(Stored data)
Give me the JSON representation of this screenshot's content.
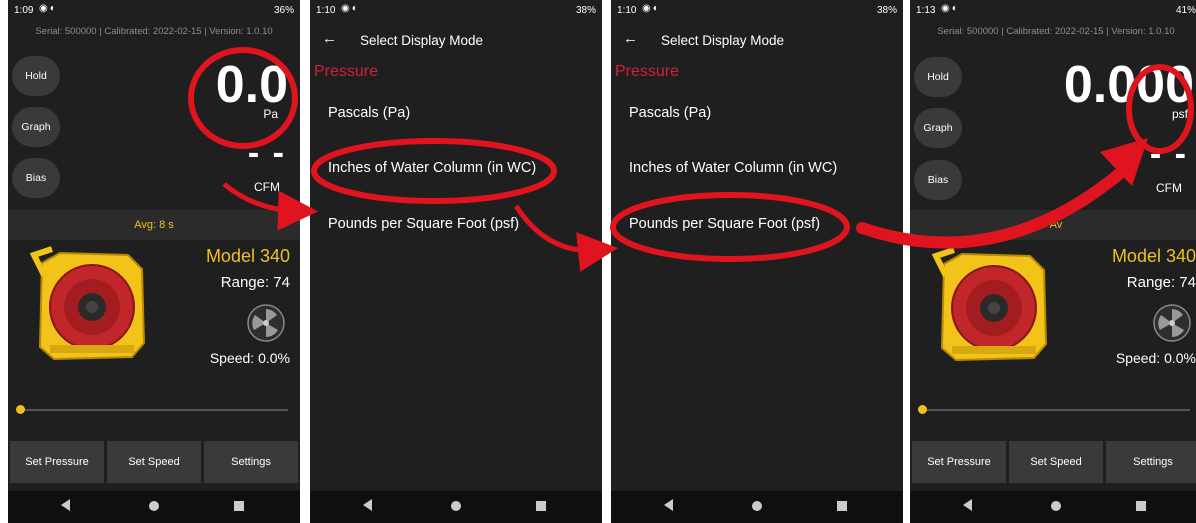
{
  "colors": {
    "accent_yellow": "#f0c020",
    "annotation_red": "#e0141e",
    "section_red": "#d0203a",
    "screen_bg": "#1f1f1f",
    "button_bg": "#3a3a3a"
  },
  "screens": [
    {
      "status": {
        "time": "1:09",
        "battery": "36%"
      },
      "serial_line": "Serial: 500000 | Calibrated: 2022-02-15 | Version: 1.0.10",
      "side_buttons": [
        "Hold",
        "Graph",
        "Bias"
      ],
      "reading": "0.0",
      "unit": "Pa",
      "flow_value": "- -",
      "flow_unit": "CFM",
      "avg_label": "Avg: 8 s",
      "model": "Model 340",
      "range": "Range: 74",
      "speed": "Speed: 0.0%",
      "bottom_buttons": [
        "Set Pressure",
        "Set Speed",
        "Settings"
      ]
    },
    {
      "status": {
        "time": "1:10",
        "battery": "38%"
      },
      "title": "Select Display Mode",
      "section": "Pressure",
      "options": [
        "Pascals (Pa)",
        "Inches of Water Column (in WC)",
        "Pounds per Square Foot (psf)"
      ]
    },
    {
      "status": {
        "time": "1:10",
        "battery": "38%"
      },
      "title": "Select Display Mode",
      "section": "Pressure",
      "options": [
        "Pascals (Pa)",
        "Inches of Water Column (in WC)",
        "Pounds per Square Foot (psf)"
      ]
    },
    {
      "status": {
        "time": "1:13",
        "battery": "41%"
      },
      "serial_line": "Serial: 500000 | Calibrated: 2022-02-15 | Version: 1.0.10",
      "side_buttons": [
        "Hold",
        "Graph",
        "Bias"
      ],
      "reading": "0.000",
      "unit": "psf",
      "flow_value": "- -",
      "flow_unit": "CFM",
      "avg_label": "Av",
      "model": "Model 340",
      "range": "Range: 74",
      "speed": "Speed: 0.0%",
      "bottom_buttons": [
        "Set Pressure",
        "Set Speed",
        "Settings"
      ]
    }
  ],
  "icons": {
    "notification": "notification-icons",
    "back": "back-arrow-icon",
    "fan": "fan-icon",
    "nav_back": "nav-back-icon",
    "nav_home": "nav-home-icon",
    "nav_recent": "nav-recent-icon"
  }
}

--

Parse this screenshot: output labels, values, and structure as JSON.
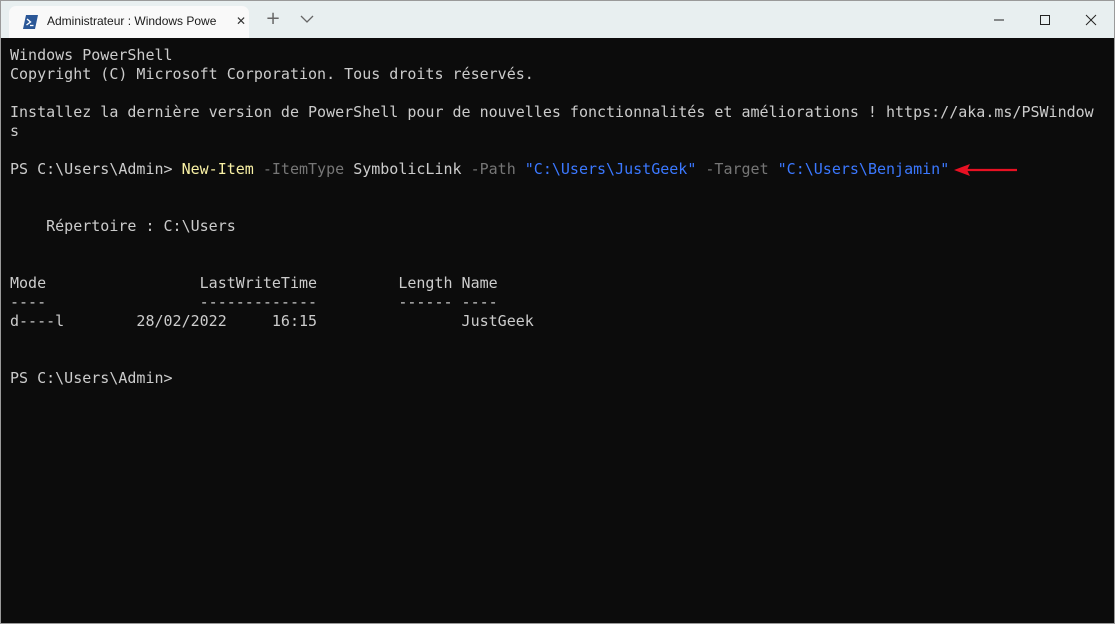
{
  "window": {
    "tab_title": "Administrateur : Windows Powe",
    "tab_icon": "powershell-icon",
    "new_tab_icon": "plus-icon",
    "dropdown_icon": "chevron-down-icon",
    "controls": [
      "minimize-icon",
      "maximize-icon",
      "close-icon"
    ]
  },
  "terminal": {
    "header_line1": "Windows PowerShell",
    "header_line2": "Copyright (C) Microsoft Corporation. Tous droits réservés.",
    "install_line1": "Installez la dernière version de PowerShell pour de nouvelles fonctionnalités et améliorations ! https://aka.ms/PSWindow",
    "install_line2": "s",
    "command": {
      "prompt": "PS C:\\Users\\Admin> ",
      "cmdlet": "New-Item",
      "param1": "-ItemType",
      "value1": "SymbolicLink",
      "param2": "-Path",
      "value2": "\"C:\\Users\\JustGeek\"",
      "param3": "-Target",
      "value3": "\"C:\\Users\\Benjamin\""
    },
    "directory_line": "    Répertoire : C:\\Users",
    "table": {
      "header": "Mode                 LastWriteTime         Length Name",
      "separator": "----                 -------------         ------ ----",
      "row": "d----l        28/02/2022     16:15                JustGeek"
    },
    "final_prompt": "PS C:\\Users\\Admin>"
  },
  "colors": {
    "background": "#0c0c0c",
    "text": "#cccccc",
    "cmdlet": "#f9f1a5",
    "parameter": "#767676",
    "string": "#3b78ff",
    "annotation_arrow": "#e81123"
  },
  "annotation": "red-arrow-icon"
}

WHAT THE EXERCISE ASKS » Your answer should be a single number: the count of lines containing the word "Users".

FINISHED EXERCISE » 5